=== Material ===
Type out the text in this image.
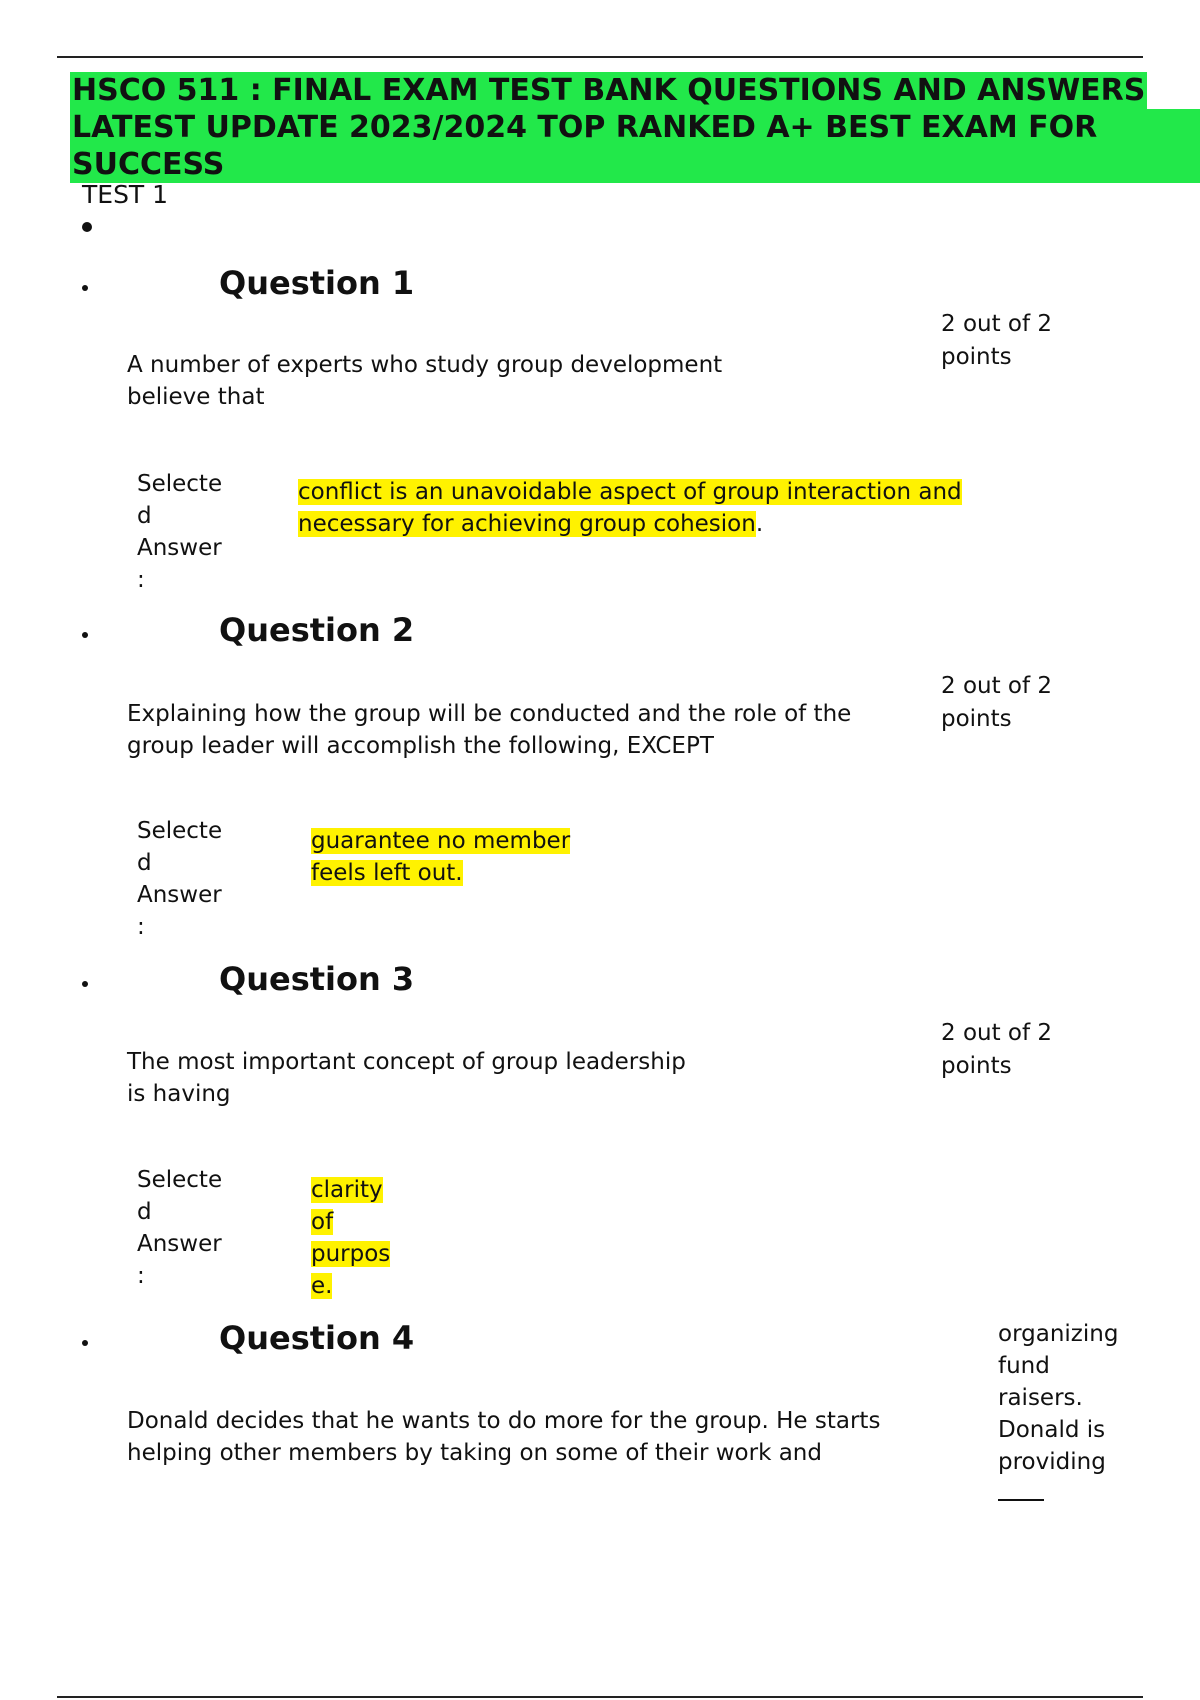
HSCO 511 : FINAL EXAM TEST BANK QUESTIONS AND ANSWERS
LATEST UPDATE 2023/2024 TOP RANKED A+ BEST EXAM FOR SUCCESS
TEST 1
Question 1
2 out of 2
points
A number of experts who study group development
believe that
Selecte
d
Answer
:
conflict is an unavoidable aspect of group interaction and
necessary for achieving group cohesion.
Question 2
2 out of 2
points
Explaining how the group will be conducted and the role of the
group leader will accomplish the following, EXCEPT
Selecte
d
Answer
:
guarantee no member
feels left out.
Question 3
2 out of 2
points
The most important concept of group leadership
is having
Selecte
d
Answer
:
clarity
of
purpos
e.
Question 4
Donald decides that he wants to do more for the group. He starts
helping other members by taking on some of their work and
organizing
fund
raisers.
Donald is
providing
* * *
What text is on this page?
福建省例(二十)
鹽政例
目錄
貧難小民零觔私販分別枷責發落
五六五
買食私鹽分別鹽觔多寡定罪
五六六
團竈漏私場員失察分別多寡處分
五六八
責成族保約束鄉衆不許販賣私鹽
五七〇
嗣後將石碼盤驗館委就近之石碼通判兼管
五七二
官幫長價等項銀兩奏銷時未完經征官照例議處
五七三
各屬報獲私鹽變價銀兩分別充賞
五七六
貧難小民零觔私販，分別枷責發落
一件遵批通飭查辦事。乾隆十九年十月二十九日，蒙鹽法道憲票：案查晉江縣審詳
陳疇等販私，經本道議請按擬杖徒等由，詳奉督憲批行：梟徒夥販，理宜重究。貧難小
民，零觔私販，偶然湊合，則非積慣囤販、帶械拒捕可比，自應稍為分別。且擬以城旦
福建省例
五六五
---
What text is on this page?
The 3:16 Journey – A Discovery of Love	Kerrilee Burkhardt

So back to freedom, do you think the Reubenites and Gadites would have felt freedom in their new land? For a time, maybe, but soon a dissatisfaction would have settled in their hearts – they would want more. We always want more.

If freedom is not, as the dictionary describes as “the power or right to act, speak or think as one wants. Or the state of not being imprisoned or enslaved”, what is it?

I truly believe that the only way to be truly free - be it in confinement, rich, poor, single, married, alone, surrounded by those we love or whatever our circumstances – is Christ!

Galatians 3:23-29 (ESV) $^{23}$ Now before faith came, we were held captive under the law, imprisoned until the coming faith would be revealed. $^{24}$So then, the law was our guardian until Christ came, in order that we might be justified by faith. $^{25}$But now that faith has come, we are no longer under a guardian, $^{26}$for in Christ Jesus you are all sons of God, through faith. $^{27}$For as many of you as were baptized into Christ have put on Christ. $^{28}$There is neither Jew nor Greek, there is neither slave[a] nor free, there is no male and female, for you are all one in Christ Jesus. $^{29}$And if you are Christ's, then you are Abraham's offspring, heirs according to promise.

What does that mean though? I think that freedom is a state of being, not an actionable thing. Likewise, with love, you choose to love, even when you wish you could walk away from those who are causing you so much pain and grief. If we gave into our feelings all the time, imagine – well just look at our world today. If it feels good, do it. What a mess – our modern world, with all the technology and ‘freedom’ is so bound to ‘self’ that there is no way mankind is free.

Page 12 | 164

=== Written problem ===
Each line with the string "have" in it needs to be found and copied.

=== Output for this exercise ===
So back to freedom, do you think the Reubenites and Gadites would have felt freedom in their new land? For a time, maybe, but soon a dissatisfaction would have settled in their hearts – they would want more. We always want more.
Galatians 3:23-29 (ESV) $^{23}$ Now before faith came, we were held captive under the law, imprisoned until the coming faith would be revealed. $^{24}$So then, the law was our guardian until Christ came, in order that we might be justified by faith. $^{25}$But now that faith has come, we are no longer under a guardian, $^{26}$for in Christ Jesus you are all sons of God, through faith. $^{27}$For as many of you as were baptized into Christ have put on Christ. $^{28}$There is neither Jew nor Greek, there is neither slave[a] nor free, there is no male and female, for you are all one in Christ Jesus. $^{29}$And if you are Christ's, then you are Abraham's offspring, heirs according to promise.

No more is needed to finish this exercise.